- TASK BRIEF -
Reproduce the rows below, from the row containing "Output each element" down to the row containing "table-cell[interactable]: 0.025: [841, 116, 877, 135]", both included, and omit the pictures from your answer.

- ENTRIES SHOWN -
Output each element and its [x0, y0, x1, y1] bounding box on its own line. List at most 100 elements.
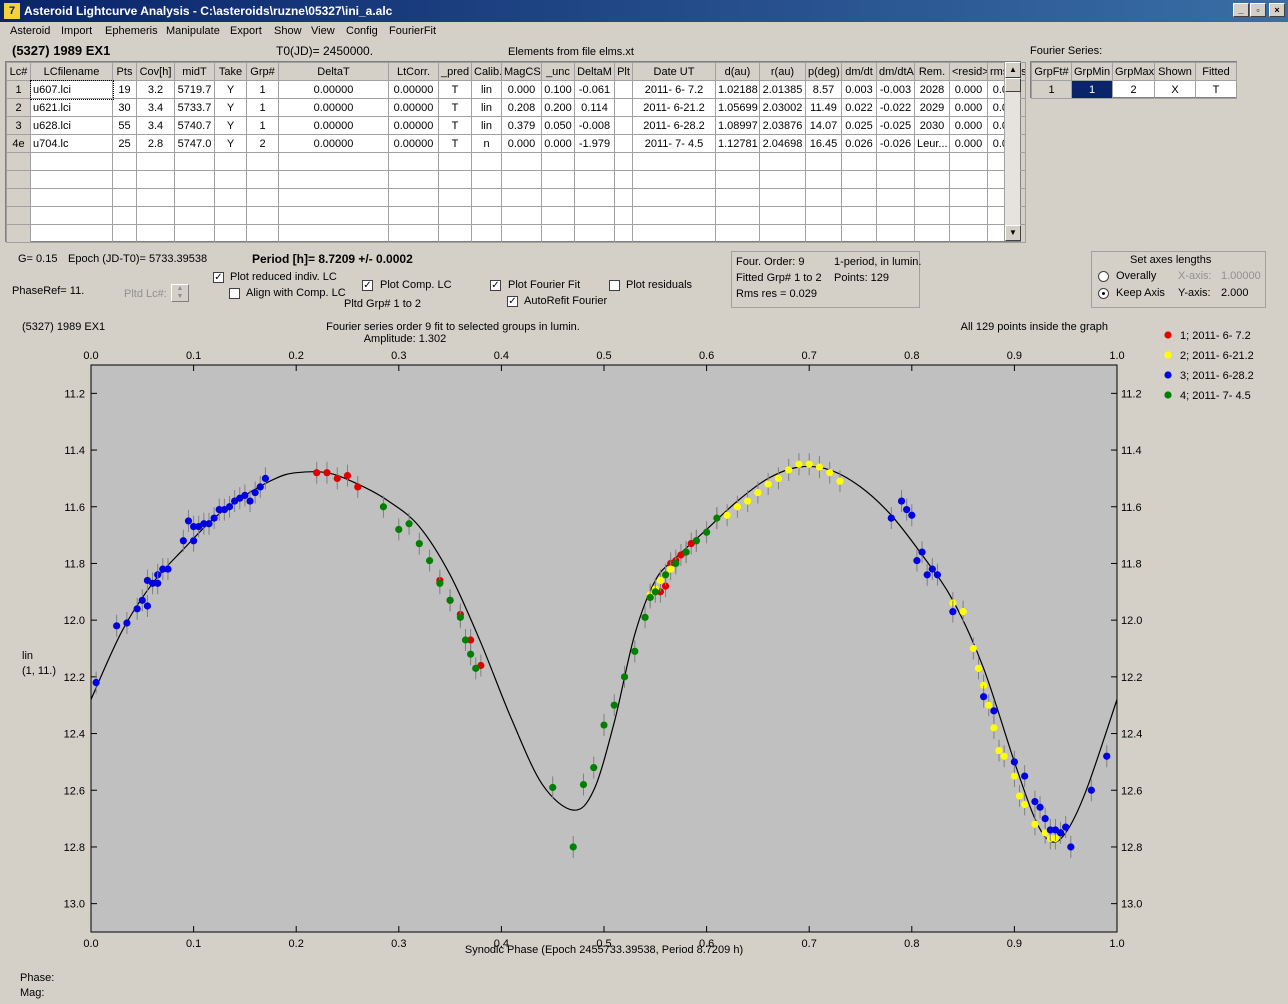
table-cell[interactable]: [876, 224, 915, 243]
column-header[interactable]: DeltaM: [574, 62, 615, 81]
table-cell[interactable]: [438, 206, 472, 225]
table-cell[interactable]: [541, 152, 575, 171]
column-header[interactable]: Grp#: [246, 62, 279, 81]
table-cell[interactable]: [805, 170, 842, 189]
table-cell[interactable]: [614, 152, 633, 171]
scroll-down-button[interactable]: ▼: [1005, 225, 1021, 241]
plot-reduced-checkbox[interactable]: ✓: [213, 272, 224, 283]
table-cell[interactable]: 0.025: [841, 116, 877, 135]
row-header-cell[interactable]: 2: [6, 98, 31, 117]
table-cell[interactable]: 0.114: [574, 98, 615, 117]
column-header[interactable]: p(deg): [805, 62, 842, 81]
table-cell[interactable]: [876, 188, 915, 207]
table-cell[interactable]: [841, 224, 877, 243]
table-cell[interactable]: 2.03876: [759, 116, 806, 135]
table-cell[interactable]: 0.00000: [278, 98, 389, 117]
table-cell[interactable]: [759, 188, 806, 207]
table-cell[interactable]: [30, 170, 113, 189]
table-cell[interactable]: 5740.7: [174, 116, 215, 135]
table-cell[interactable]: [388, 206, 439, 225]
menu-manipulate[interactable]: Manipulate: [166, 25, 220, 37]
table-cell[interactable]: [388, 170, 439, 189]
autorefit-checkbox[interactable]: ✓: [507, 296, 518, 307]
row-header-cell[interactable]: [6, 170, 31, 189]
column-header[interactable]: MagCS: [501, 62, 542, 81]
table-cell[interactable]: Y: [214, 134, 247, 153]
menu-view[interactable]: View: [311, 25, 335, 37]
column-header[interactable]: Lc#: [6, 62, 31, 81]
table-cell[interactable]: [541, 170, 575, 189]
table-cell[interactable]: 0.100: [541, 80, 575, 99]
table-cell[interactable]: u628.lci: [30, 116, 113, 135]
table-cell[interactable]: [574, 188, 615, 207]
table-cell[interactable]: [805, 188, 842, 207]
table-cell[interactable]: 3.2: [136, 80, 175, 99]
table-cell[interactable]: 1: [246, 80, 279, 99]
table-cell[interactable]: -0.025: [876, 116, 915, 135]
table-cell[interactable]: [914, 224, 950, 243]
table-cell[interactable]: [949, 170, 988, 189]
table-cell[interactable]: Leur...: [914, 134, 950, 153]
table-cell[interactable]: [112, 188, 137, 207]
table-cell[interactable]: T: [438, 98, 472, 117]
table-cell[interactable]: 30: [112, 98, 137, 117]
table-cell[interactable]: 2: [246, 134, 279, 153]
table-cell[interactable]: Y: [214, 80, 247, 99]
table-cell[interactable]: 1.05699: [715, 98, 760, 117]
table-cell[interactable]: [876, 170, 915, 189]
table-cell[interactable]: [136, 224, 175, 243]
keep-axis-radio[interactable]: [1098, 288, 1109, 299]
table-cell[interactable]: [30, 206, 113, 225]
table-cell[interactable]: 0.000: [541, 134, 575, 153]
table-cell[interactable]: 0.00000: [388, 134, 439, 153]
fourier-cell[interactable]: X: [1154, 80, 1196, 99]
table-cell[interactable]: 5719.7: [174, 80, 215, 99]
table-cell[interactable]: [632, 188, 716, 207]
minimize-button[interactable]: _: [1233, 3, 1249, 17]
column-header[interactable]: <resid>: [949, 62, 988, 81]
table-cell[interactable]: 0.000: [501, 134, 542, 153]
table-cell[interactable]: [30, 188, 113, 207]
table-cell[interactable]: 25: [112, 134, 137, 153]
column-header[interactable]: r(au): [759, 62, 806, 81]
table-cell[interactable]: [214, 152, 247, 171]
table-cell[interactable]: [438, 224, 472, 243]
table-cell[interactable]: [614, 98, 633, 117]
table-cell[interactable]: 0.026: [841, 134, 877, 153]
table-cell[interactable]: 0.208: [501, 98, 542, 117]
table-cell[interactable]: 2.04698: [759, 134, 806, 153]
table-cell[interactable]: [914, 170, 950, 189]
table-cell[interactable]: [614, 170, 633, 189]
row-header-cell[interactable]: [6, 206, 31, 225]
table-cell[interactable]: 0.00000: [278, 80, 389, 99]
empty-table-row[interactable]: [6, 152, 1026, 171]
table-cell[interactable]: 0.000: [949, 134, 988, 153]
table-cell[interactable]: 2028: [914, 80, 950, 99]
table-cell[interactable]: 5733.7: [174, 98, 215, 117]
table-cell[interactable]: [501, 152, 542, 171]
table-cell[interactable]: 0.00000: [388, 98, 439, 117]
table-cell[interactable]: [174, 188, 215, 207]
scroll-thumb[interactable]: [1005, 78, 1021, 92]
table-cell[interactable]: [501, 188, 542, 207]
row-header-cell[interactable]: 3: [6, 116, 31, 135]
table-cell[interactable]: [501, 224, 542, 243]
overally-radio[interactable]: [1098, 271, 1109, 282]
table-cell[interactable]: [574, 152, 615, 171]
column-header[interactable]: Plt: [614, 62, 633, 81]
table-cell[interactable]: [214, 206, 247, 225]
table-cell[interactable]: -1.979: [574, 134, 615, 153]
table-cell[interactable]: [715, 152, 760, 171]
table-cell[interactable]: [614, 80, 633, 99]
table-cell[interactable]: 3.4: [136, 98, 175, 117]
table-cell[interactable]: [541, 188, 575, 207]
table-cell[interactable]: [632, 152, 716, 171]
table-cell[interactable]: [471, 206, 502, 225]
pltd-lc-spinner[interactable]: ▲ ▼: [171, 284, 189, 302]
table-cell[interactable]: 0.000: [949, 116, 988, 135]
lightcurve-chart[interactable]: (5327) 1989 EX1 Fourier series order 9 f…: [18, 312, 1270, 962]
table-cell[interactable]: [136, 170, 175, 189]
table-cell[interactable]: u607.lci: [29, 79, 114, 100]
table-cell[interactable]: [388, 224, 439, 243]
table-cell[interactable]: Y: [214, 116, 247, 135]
--
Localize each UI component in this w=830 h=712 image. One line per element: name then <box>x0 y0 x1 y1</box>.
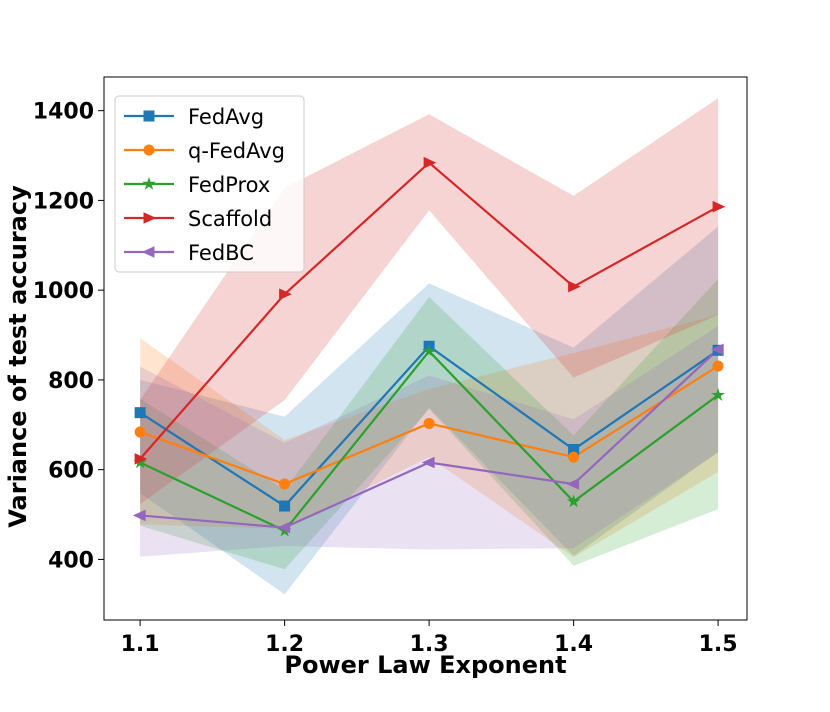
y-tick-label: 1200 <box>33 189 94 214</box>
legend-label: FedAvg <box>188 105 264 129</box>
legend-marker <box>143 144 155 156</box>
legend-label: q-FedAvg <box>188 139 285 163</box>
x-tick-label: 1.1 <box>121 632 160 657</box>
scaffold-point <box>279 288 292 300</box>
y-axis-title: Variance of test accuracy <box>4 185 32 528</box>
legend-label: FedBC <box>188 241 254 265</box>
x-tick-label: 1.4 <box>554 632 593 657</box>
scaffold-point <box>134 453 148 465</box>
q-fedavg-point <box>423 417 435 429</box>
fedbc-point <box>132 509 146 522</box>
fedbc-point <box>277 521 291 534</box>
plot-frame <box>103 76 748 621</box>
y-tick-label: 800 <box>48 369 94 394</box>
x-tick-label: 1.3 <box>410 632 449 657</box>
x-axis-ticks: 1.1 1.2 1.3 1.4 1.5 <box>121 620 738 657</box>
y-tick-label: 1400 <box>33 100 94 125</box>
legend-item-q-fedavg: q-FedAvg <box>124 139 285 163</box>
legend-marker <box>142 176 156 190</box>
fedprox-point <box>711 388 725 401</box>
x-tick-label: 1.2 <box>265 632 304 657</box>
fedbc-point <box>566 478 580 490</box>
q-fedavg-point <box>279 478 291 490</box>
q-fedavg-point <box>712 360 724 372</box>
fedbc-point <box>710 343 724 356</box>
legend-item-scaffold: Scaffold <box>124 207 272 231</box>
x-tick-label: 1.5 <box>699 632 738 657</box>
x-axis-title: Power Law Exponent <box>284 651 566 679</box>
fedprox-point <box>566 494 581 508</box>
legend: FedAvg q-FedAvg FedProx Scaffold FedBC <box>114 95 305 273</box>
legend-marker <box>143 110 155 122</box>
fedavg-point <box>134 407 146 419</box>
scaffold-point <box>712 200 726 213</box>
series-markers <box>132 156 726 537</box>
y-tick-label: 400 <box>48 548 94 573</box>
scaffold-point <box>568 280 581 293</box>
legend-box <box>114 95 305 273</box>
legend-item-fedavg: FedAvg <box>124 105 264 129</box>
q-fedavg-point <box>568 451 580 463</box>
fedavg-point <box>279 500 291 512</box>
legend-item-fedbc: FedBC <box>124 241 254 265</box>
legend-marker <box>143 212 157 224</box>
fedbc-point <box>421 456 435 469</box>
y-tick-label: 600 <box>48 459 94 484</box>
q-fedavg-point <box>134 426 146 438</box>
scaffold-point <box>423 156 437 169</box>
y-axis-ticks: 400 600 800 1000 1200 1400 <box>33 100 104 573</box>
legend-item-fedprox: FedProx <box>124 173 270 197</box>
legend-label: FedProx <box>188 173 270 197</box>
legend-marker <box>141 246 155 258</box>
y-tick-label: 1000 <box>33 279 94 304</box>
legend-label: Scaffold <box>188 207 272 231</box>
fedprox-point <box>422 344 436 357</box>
--
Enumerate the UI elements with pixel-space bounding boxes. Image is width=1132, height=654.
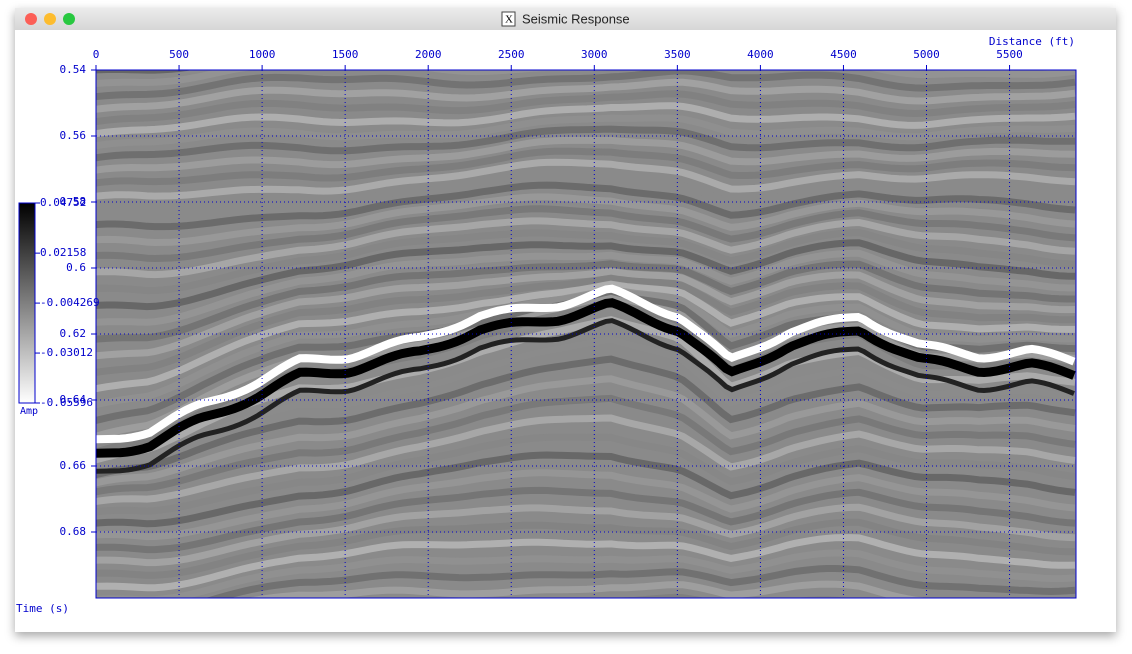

- TASK OUTPUT -
Output each element and its [x0, y0, x1, y1] bounding box on its own line. List at most 100 elements.
table-cell[interactable]: [876, 224, 915, 243]
column-header[interactable]: DeltaM: [574, 62, 615, 81]
table-cell[interactable]: [438, 206, 472, 225]
table-cell[interactable]: [541, 152, 575, 171]
column-header[interactable]: Grp#: [246, 62, 279, 81]
table-cell[interactable]: [805, 170, 842, 189]
table-cell[interactable]: [614, 152, 633, 171]
scroll-down-button[interactable]: ▼: [1005, 225, 1021, 241]
plot-reduced-checkbox[interactable]: ✓: [213, 272, 224, 283]
table-cell[interactable]: 0.025: [841, 116, 877, 135]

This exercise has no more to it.